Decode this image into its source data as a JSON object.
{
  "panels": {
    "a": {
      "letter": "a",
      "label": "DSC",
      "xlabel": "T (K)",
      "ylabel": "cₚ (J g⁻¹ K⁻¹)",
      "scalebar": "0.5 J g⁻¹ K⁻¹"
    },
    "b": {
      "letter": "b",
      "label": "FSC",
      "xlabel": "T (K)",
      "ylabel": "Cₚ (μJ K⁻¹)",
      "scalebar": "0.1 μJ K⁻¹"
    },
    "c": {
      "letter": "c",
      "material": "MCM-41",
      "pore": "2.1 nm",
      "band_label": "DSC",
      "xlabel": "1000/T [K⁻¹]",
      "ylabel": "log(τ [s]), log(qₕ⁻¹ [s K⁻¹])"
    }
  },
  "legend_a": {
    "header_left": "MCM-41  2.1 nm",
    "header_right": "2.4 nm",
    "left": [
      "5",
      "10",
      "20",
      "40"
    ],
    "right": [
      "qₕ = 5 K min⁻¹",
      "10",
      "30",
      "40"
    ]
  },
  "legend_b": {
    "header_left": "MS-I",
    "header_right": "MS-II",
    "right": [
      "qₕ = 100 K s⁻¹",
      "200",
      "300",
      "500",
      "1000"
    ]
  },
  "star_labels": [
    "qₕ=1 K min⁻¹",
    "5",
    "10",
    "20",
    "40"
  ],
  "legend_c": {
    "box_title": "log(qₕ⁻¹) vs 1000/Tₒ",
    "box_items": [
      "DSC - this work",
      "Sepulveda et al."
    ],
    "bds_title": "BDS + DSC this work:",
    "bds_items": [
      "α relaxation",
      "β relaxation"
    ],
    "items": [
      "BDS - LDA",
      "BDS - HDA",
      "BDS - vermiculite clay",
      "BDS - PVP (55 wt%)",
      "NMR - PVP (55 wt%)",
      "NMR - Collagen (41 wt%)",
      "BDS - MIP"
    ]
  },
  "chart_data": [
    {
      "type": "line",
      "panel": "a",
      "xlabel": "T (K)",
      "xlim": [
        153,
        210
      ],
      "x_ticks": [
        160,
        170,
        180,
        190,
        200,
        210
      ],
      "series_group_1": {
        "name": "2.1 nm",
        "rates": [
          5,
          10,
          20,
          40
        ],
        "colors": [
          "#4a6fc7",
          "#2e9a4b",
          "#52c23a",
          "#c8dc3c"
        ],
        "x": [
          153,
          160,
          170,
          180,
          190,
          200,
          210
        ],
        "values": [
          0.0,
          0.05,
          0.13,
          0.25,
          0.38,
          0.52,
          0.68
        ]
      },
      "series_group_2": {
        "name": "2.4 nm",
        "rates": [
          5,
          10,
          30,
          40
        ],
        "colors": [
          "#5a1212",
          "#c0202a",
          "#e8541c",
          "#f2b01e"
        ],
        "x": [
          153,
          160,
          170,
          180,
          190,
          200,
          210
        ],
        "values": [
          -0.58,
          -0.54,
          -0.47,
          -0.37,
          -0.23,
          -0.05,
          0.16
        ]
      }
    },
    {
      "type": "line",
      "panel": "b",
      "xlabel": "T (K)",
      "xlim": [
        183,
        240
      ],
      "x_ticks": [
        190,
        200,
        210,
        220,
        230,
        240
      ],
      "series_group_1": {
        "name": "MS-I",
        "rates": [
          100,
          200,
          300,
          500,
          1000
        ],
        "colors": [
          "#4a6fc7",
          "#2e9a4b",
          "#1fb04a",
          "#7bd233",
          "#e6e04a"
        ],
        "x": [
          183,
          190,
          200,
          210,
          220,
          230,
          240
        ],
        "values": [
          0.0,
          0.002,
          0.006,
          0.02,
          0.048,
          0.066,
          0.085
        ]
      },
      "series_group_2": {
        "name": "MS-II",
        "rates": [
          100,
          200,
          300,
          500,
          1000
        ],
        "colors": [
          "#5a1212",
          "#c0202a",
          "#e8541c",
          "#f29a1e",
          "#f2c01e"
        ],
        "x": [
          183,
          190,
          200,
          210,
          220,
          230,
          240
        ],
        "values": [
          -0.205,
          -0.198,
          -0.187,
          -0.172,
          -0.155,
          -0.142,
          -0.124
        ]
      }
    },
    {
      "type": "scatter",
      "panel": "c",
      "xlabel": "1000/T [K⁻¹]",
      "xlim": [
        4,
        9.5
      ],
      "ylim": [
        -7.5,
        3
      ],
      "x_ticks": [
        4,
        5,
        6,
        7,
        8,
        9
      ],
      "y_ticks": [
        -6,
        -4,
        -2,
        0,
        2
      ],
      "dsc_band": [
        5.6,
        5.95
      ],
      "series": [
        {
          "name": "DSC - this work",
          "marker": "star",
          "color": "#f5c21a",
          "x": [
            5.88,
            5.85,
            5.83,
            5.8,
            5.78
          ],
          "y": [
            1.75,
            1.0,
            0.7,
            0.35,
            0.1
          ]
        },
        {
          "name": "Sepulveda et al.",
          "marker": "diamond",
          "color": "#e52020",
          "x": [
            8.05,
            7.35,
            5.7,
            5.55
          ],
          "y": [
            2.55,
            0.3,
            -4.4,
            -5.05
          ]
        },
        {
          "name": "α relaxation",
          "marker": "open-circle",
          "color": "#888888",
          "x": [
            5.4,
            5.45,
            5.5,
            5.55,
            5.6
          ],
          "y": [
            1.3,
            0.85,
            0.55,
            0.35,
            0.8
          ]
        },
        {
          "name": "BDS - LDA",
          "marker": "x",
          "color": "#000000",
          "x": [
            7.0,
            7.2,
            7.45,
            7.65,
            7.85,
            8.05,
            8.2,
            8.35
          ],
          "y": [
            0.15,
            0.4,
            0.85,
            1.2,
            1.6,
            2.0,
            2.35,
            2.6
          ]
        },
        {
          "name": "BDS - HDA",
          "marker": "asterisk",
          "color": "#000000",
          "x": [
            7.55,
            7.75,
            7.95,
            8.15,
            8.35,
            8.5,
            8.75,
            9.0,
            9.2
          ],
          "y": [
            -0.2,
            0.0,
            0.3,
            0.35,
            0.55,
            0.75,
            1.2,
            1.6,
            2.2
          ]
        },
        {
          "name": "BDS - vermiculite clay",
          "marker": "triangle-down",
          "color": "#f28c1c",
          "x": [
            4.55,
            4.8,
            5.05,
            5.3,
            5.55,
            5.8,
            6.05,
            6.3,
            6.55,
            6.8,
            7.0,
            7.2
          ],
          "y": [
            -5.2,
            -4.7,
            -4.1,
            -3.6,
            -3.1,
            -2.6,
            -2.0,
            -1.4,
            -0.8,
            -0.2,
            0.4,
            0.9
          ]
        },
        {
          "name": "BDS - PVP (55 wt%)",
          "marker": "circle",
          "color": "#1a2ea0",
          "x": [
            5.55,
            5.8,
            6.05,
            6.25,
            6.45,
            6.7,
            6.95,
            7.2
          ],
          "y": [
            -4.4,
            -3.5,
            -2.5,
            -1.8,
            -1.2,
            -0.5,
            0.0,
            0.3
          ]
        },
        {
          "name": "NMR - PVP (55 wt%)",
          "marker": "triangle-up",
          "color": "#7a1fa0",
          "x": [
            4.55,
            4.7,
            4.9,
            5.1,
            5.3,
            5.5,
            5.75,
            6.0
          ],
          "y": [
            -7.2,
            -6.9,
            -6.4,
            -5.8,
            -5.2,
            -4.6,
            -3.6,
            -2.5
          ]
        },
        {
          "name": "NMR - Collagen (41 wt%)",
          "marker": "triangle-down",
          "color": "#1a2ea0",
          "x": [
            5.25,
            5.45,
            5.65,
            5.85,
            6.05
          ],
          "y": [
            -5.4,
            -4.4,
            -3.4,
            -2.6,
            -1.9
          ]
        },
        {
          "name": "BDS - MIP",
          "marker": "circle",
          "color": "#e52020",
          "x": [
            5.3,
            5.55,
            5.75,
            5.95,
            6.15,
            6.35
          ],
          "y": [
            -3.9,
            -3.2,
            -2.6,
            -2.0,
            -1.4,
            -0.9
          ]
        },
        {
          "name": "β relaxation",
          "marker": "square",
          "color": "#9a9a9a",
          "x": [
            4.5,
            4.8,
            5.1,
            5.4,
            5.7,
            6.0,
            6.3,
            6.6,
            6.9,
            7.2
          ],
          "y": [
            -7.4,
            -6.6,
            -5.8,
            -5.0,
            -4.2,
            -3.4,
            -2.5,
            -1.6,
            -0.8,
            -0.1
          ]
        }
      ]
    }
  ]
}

**Task**
Pick out the lines containing the string "relaxation" and show them.

**Finished answer**
      "α relaxation",
      "β relaxation"
          "name": "α relaxation",
          "name": "β relaxation",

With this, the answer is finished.